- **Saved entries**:
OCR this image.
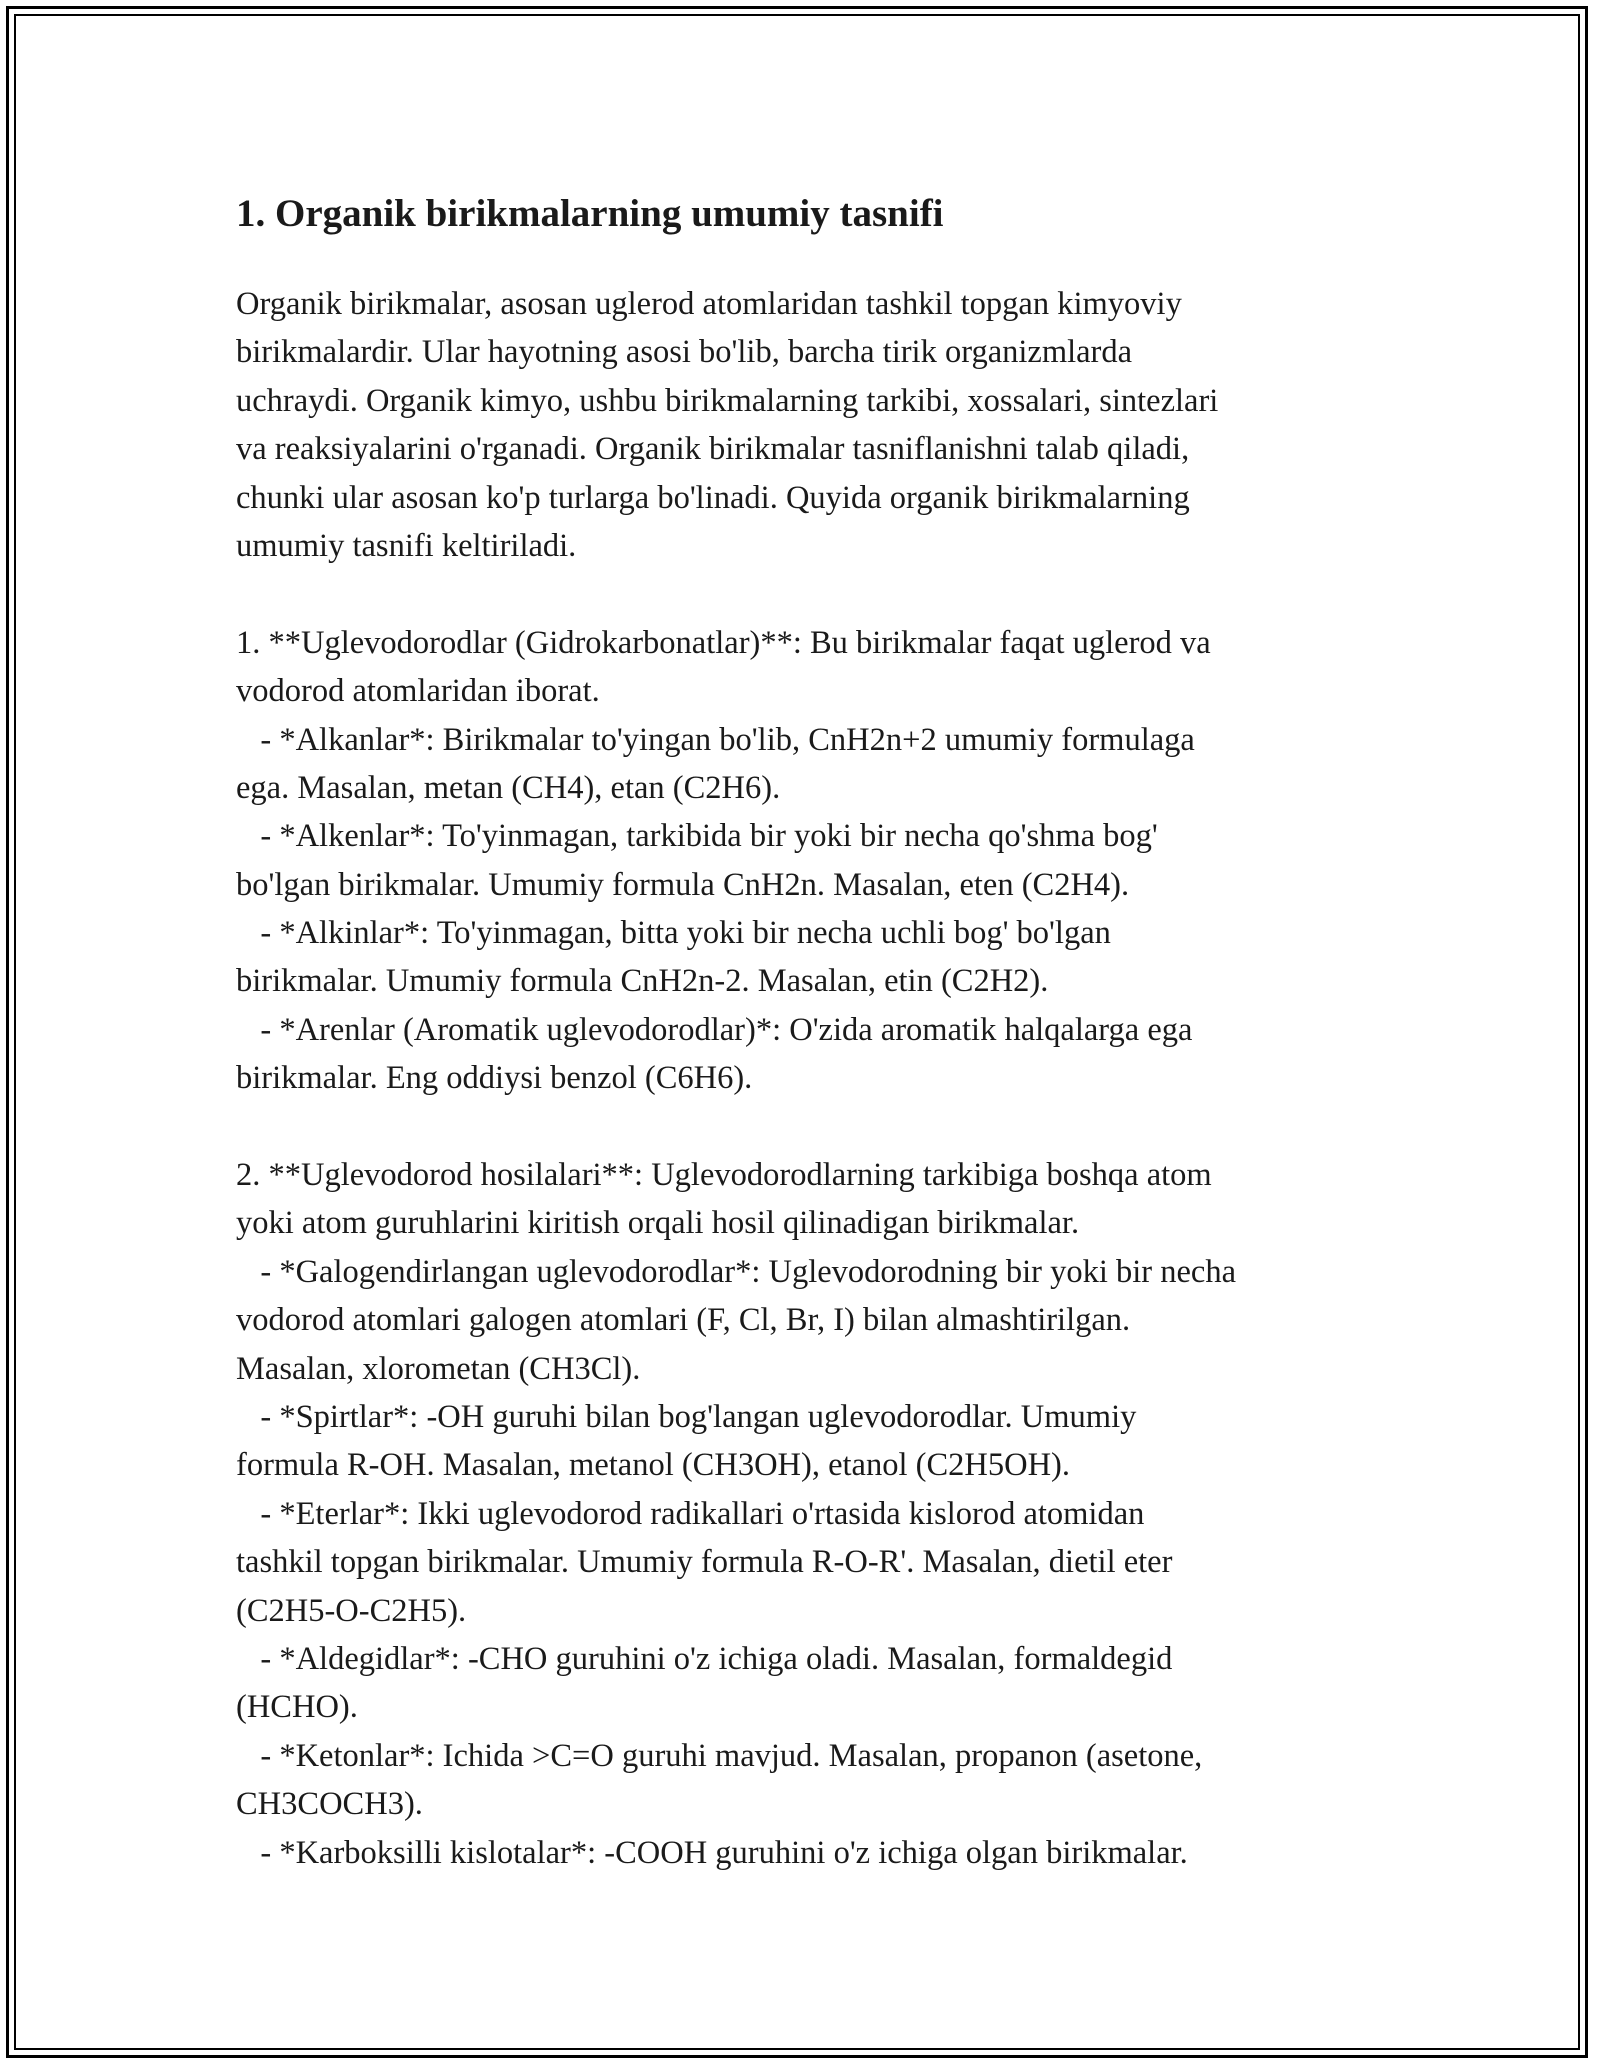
1. Organik birikmalarning umumiy tasnifi
Organik birikmalar, asosan uglerod atomlaridan tashkil topgan kimyoviy
birikmalardir. Ular hayotning asosi bo'lib, barcha tirik organizmlarda
uchraydi. Organik kimyo, ushbu birikmalarning tarkibi, xossalari, sintezlari
va reaksiyalarini o'rganadi. Organik birikmalar tasniflanishni talab qiladi,
chunki ular asosan ko'p turlarga bo'linadi. Quyida organik birikmalarning
umumiy tasnifi keltiriladi.
1. **Uglevodorodlar (Gidrokarbonatlar)**: Bu birikmalar faqat uglerod va
vodorod atomlaridan iborat.
- *Alkanlar*: Birikmalar to'yingan bo'lib, CnH2n+2 umumiy formulaga
ega. Masalan, metan (CH4), etan (C2H6).
- *Alkenlar*: To'yinmagan, tarkibida bir yoki bir necha qo'shma bog'
bo'lgan birikmalar. Umumiy formula CnH2n. Masalan, eten (C2H4).
- *Alkinlar*: To'yinmagan, bitta yoki bir necha uchli bog' bo'lgan
birikmalar. Umumiy formula CnH2n-2. Masalan, etin (C2H2).
- *Arenlar (Aromatik uglevodorodlar)*: O'zida aromatik halqalarga ega
birikmalar. Eng oddiysi benzol (C6H6).
2. **Uglevodorod hosilalari**: Uglevodorodlarning tarkibiga boshqa atom
yoki atom guruhlarini kiritish orqali hosil qilinadigan birikmalar.
- *Galogendirlangan uglevodorodlar*: Uglevodorodning bir yoki bir necha
vodorod atomlari galogen atomlari (F, Cl, Br, I) bilan almashtirilgan.
Masalan, xlorometan (CH3Cl).
- *Spirtlar*: -OH guruhi bilan bog'langan uglevodorodlar. Umumiy
formula R-OH. Masalan, metanol (CH3OH), etanol (C2H5OH).
- *Eterlar*: Ikki uglevodorod radikallari o'rtasida kislorod atomidan
tashkil topgan birikmalar. Umumiy formula R-O-R'. Masalan, dietil eter
(C2H5-O-C2H5).
- *Aldegidlar*: -CHO guruhini o'z ichiga oladi. Masalan, formaldegid
(HCHO).
- *Ketonlar*: Ichida >C=O guruhi mavjud. Masalan, propanon (asetone,
CH3COCH3).
- *Karboksilli kislotalar*: -COOH guruhini o'z ichiga olgan birikmalar.
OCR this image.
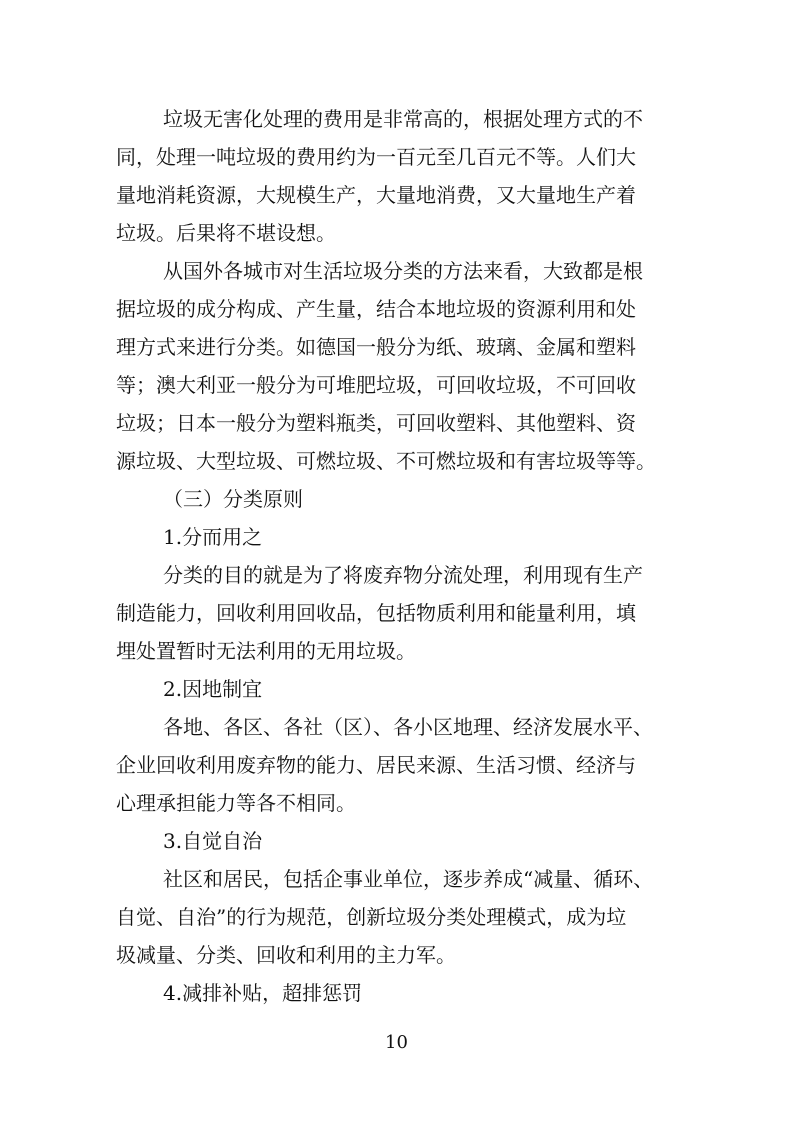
垃圾无害化处理的费用是非常高的，根据处理方式的不
同，处理一吨垃圾的费用约为一百元至几百元不等。人们大
量地消耗资源，大规模生产，大量地消费，又大量地生产着
垃圾。后果将不堪设想。
从国外各城市对生活垃圾分类的方法来看，大致都是根
据垃圾的成分构成、产生量，结合本地垃圾的资源利用和处
理方式来进行分类。如德国一般分为纸、玻璃、金属和塑料
等；澳大利亚一般分为可堆肥垃圾，可回收垃圾，不可回收
垃圾；日本一般分为塑料瓶类，可回收塑料、其他塑料、资
源垃圾、大型垃圾、可燃垃圾、不可燃垃圾和有害垃圾等等。
（三）分类原则
1.分而用之
分类的目的就是为了将废弃物分流处理，利用现有生产
制造能力，回收利用回收品，包括物质利用和能量利用，填
埋处置暂时无法利用的无用垃圾。
2.因地制宜
各地、各区、各社（区）、各小区地理、经济发展水平、
企业回收利用废弃物的能力、居民来源、生活习惯、经济与
心理承担能力等各不相同。
3.自觉自治
社区和居民，包括企事业单位，逐步养成“减量、循环、
自觉、自治”的行为规范，创新垃圾分类处理模式，成为垃
圾减量、分类、回收和利用的主力军。
4.减排补贴，超排惩罚
10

- **Task to complete**:
Restate each of the entries above word for word and skip every image.

- **Written response**:
OCR this image.
1. Organik birikmalarning umumiy tasnifi
Organik birikmalar, asosan uglerod atomlaridan tashkil topgan kimyoviy
birikmalardir. Ular hayotning asosi bo'lib, barcha tirik organizmlarda
uchraydi. Organik kimyo, ushbu birikmalarning tarkibi, xossalari, sintezlari
va reaksiyalarini o'rganadi. Organik birikmalar tasniflanishni talab qiladi,
chunki ular asosan ko'p turlarga bo'linadi. Quyida organik birikmalarning
umumiy tasnifi keltiriladi.
1. **Uglevodorodlar (Gidrokarbonatlar)**: Bu birikmalar faqat uglerod va
vodorod atomlaridan iborat.
- *Alkanlar*: Birikmalar to'yingan bo'lib, CnH2n+2 umumiy formulaga
ega. Masalan, metan (CH4), etan (C2H6).
- *Alkenlar*: To'yinmagan, tarkibida bir yoki bir necha qo'shma bog'
bo'lgan birikmalar. Umumiy formula CnH2n. Masalan, eten (C2H4).
- *Alkinlar*: To'yinmagan, bitta yoki bir necha uchli bog' bo'lgan
birikmalar. Umumiy formula CnH2n-2. Masalan, etin (C2H2).
- *Arenlar (Aromatik uglevodorodlar)*: O'zida aromatik halqalarga ega
birikmalar. Eng oddiysi benzol (C6H6).
2. **Uglevodorod hosilalari**: Uglevodorodlarning tarkibiga boshqa atom
yoki atom guruhlarini kiritish orqali hosil qilinadigan birikmalar.
- *Galogendirlangan uglevodorodlar*: Uglevodorodning bir yoki bir necha
vodorod atomlari galogen atomlari (F, Cl, Br, I) bilan almashtirilgan.
Masalan, xlorometan (CH3Cl).
- *Spirtlar*: -OH guruhi bilan bog'langan uglevodorodlar. Umumiy
formula R-OH. Masalan, metanol (CH3OH), etanol (C2H5OH).
- *Eterlar*: Ikki uglevodorod radikallari o'rtasida kislorod atomidan
tashkil topgan birikmalar. Umumiy formula R-O-R'. Masalan, dietil eter
(C2H5-O-C2H5).
- *Aldegidlar*: -CHO guruhini o'z ichiga oladi. Masalan, formaldegid
(HCHO).
- *Ketonlar*: Ichida >C=O guruhi mavjud. Masalan, propanon (asetone,
CH3COCH3).
- *Karboksilli kislotalar*: -COOH guruhini o'z ichiga olgan birikmalar.
OCR this image.
垃圾无害化处理的费用是非常高的，根据处理方式的不
同，处理一吨垃圾的费用约为一百元至几百元不等。人们大
量地消耗资源，大规模生产，大量地消费，又大量地生产着
垃圾。后果将不堪设想。
从国外各城市对生活垃圾分类的方法来看，大致都是根
据垃圾的成分构成、产生量，结合本地垃圾的资源利用和处
理方式来进行分类。如德国一般分为纸、玻璃、金属和塑料
等；澳大利亚一般分为可堆肥垃圾，可回收垃圾，不可回收
垃圾；日本一般分为塑料瓶类，可回收塑料、其他塑料、资
源垃圾、大型垃圾、可燃垃圾、不可燃垃圾和有害垃圾等等。
（三）分类原则
1.分而用之
分类的目的就是为了将废弃物分流处理，利用现有生产
制造能力，回收利用回收品，包括物质利用和能量利用，填
埋处置暂时无法利用的无用垃圾。
2.因地制宜
各地、各区、各社（区）、各小区地理、经济发展水平、
企业回收利用废弃物的能力、居民来源、生活习惯、经济与
心理承担能力等各不相同。
3.自觉自治
社区和居民，包括企事业单位，逐步养成“减量、循环、
自觉、自治”的行为规范，创新垃圾分类处理模式，成为垃
圾减量、分类、回收和利用的主力军。
4.减排补贴，超排惩罚
10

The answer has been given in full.